** start DATA SUPPLIED **
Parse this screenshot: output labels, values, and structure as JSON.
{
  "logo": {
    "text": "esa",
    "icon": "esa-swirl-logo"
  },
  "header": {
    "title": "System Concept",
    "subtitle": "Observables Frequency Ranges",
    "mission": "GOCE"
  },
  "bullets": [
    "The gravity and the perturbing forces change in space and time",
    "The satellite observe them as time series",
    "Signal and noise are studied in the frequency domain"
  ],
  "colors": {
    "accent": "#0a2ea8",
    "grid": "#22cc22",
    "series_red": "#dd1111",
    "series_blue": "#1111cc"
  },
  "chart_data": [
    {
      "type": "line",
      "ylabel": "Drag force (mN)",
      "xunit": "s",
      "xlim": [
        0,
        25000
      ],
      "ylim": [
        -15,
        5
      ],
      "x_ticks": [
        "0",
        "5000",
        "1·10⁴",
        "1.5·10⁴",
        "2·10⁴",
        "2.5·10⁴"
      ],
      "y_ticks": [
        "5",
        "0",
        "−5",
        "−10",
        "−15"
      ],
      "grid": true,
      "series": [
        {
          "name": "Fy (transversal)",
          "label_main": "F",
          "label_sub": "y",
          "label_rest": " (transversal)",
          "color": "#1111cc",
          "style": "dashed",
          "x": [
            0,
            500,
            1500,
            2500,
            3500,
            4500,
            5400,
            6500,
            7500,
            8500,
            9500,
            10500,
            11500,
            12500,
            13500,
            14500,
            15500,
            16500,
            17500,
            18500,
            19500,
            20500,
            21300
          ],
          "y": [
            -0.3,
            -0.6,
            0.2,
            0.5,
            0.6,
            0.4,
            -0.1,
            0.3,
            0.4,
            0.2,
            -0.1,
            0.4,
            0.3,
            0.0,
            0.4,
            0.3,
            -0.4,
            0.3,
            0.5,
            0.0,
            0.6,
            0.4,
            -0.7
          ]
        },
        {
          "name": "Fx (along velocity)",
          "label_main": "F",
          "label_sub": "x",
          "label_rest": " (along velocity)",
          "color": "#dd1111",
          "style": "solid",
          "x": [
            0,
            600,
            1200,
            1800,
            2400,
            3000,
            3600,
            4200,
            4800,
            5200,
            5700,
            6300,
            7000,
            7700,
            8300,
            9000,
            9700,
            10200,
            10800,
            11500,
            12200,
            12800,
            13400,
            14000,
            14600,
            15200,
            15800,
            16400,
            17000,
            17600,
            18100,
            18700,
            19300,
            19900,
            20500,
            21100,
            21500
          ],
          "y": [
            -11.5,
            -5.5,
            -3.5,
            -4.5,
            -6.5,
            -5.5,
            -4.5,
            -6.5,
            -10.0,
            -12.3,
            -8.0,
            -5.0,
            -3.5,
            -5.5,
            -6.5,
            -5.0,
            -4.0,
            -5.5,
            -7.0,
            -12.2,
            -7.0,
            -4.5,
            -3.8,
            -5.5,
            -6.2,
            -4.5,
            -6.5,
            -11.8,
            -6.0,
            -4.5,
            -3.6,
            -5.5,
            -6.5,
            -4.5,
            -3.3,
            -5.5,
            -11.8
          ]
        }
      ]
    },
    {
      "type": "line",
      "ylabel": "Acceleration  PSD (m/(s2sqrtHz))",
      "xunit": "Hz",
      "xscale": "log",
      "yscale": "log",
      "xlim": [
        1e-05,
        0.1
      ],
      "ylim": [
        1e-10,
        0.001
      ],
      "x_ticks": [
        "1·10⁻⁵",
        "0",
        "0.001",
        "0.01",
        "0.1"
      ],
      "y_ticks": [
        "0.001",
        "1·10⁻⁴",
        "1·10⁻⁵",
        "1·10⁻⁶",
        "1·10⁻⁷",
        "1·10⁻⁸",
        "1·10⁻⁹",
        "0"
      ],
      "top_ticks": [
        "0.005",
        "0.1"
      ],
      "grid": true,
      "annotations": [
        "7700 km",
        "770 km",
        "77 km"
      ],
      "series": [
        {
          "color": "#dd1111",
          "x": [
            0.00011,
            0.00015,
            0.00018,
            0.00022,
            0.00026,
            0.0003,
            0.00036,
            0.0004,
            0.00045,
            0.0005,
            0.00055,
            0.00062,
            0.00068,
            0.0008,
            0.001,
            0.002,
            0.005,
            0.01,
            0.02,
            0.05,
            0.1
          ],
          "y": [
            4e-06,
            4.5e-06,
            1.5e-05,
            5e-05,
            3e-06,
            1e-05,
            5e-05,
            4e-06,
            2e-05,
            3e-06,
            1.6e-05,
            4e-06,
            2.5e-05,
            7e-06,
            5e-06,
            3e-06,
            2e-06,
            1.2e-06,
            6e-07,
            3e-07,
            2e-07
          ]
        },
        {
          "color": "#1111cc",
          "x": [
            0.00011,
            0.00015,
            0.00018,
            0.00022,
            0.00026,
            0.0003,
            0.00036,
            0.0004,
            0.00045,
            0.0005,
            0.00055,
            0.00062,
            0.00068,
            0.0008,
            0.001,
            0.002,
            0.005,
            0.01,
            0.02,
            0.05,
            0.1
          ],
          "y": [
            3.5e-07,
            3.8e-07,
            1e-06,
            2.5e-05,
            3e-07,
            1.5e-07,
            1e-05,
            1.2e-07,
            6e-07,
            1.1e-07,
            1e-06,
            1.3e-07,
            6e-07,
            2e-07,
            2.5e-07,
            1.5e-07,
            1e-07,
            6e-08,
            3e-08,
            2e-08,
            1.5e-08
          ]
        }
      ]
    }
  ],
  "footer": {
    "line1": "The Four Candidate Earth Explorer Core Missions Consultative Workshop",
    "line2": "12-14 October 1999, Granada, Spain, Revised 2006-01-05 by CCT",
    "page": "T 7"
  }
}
** end DATA SUPPLIED **
§ **PROBLEM DESCRIPTION**: Write out the entire listing exactly.

§ **TASK ANSWER**:
Parse this screenshot: output labels, values, and structure as JSON.
{
  "logo": {
    "text": "esa",
    "icon": "esa-swirl-logo"
  },
  "header": {
    "title": "System Concept",
    "subtitle": "Observables Frequency Ranges",
    "mission": "GOCE"
  },
  "bullets": [
    "The gravity and the perturbing forces change in space and time",
    "The satellite observe them as time series",
    "Signal and noise are studied in the frequency domain"
  ],
  "colors": {
    "accent": "#0a2ea8",
    "grid": "#22cc22",
    "series_red": "#dd1111",
    "series_blue": "#1111cc"
  },
  "chart_data": [
    {
      "type": "line",
      "ylabel": "Drag force (mN)",
      "xunit": "s",
      "xlim": [
        0,
        25000
      ],
      "ylim": [
        -15,
        5
      ],
      "x_ticks": [
        "0",
        "5000",
        "1·10⁴",
        "1.5·10⁴",
        "2·10⁴",
        "2.5·10⁴"
      ],
      "y_ticks": [
        "5",
        "0",
        "−5",
        "−10",
        "−15"
      ],
      "grid": true,
      "series": [
        {
          "name": "Fy (transversal)",
          "label_main": "F",
          "label_sub": "y",
          "label_rest": " (transversal)",
          "color": "#1111cc",
          "style": "dashed",
          "x": [
            0,
            500,
            1500,
            2500,
            3500,
            4500,
            5400,
            6500,
            7500,
            8500,
            9500,
            10500,
            11500,
            12500,
            13500,
            14500,
            15500,
            16500,
            17500,
            18500,
            19500,
            20500,
            21300
          ],
          "y": [
            -0.3,
            -0.6,
            0.2,
            0.5,
            0.6,
            0.4,
            -0.1,
            0.3,
            0.4,
            0.2,
            -0.1,
            0.4,
            0.3,
            0.0,
            0.4,
            0.3,
            -0.4,
            0.3,
            0.5,
            0.0,
            0.6,
            0.4,
            -0.7
          ]
        },
        {
          "name": "Fx (along velocity)",
          "label_main": "F",
          "label_sub": "x",
          "label_rest": " (along velocity)",
          "color": "#dd1111",
          "style": "solid",
          "x": [
            0,
            600,
            1200,
            1800,
            2400,
            3000,
            3600,
            4200,
            4800,
            5200,
            5700,
            6300,
            7000,
            7700,
            8300,
            9000,
            9700,
            10200,
            10800,
            11500,
            12200,
            12800,
            13400,
            14000,
            14600,
            15200,
            15800,
            16400,
            17000,
            17600,
            18100,
            18700,
            19300,
            19900,
            20500,
            21100,
            21500
          ],
          "y": [
            -11.5,
            -5.5,
            -3.5,
            -4.5,
            -6.5,
            -5.5,
            -4.5,
            -6.5,
            -10.0,
            -12.3,
            -8.0,
            -5.0,
            -3.5,
            -5.5,
            -6.5,
            -5.0,
            -4.0,
            -5.5,
            -7.0,
            -12.2,
            -7.0,
            -4.5,
            -3.8,
            -5.5,
            -6.2,
            -4.5,
            -6.5,
            -11.8,
            -6.0,
            -4.5,
            -3.6,
            -5.5,
            -6.5,
            -4.5,
            -3.3,
            -5.5,
            -11.8
          ]
        }
      ]
    },
    {
      "type": "line",
      "ylabel": "Acceleration  PSD (m/(s2sqrtHz))",
      "xunit": "Hz",
      "xscale": "log",
      "yscale": "log",
      "xlim": [
        1e-05,
        0.1
      ],
      "ylim": [
        1e-10,
        0.001
      ],
      "x_ticks": [
        "1·10⁻⁵",
        "0",
        "0.001",
        "0.01",
        "0.1"
      ],
      "y_ticks": [
        "0.001",
        "1·10⁻⁴",
        "1·10⁻⁵",
        "1·10⁻⁶",
        "1·10⁻⁷",
        "1·10⁻⁸",
        "1·10⁻⁹",
        "0"
      ],
      "top_ticks": [
        "0.005",
        "0.1"
      ],
      "grid": true,
      "annotations": [
        "7700 km",
        "770 km",
        "77 km"
      ],
      "series": [
        {
          "color": "#dd1111",
          "x": [
            0.00011,
            0.00015,
            0.00018,
            0.00022,
            0.00026,
            0.0003,
            0.00036,
            0.0004,
            0.00045,
            0.0005,
            0.00055,
            0.00062,
            0.00068,
            0.0008,
            0.001,
            0.002,
            0.005,
            0.01,
            0.02,
            0.05,
            0.1
          ],
          "y": [
            4e-06,
            4.5e-06,
            1.5e-05,
            5e-05,
            3e-06,
            1e-05,
            5e-05,
            4e-06,
            2e-05,
            3e-06,
            1.6e-05,
            4e-06,
            2.5e-05,
            7e-06,
            5e-06,
            3e-06,
            2e-06,
            1.2e-06,
            6e-07,
            3e-07,
            2e-07
          ]
        },
        {
          "color": "#1111cc",
          "x": [
            0.00011,
            0.00015,
            0.00018,
            0.00022,
            0.00026,
            0.0003,
            0.00036,
            0.0004,
            0.00045,
            0.0005,
            0.00055,
            0.00062,
            0.00068,
            0.0008,
            0.001,
            0.002,
            0.005,
            0.01,
            0.02,
            0.05,
            0.1
          ],
          "y": [
            3.5e-07,
            3.8e-07,
            1e-06,
            2.5e-05,
            3e-07,
            1.5e-07,
            1e-05,
            1.2e-07,
            6e-07,
            1.1e-07,
            1e-06,
            1.3e-07,
            6e-07,
            2e-07,
            2.5e-07,
            1.5e-07,
            1e-07,
            6e-08,
            3e-08,
            2e-08,
            1.5e-08
          ]
        }
      ]
    }
  ],
  "footer": {
    "line1": "The Four Candidate Earth Explorer Core Missions Consultative Workshop",
    "line2": "12-14 October 1999, Granada, Spain, Revised 2006-01-05 by CCT",
    "page": "T 7"
  }
}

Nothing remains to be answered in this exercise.